● YOUR INSTRUCTIONS:
Search the material and gather each line with "screen" in it.

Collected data
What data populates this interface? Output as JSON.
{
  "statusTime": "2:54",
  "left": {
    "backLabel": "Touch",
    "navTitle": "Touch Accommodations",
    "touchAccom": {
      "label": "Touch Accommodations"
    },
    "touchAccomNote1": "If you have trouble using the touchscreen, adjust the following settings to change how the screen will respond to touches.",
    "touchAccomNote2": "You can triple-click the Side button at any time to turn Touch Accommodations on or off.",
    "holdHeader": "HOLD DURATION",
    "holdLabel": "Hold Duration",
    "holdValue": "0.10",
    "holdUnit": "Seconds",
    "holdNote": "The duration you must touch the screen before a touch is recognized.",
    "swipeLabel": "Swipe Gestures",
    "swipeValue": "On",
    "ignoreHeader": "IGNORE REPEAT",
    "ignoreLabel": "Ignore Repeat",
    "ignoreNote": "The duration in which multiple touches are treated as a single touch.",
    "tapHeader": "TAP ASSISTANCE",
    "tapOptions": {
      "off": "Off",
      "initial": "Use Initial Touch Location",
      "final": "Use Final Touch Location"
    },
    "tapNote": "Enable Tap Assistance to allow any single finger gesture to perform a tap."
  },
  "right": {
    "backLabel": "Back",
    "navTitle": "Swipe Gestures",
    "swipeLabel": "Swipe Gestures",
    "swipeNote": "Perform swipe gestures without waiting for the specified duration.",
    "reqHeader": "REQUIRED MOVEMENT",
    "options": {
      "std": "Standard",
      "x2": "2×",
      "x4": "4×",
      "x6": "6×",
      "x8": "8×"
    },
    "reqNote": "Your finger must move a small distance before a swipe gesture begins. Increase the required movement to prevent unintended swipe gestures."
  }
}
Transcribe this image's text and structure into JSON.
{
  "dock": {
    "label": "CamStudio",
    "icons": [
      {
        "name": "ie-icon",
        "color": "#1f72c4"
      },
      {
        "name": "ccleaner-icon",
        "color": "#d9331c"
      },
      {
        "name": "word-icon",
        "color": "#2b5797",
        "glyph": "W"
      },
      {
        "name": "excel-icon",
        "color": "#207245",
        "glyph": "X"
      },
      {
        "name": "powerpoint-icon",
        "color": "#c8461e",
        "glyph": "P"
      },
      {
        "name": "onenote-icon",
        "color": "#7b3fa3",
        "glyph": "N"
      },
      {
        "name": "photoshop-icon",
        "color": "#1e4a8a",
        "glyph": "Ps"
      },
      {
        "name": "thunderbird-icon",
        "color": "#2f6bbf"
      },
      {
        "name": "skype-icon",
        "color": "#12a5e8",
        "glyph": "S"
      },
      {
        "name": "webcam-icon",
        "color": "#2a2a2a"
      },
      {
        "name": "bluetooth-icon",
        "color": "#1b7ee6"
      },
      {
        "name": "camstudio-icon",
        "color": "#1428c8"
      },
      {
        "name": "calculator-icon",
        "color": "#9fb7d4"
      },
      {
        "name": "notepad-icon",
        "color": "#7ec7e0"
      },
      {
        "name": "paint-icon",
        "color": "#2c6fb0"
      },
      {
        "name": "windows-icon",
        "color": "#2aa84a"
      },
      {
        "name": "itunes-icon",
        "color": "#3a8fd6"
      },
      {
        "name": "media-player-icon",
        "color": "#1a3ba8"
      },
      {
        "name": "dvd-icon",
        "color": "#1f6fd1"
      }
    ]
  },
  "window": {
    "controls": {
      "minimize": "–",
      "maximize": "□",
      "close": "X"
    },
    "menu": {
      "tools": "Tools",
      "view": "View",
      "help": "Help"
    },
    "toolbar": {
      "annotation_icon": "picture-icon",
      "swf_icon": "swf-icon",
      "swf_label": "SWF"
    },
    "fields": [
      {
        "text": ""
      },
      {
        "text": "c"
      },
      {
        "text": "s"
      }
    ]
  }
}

● ANSWER TO THE EXERCISE:
    "touchAccomNote1": "If you have trouble using the touchscreen, adjust the following settings to change how the screen will respond to touches.",
    "holdNote": "The duration you must touch the screen before a touch is recognized.",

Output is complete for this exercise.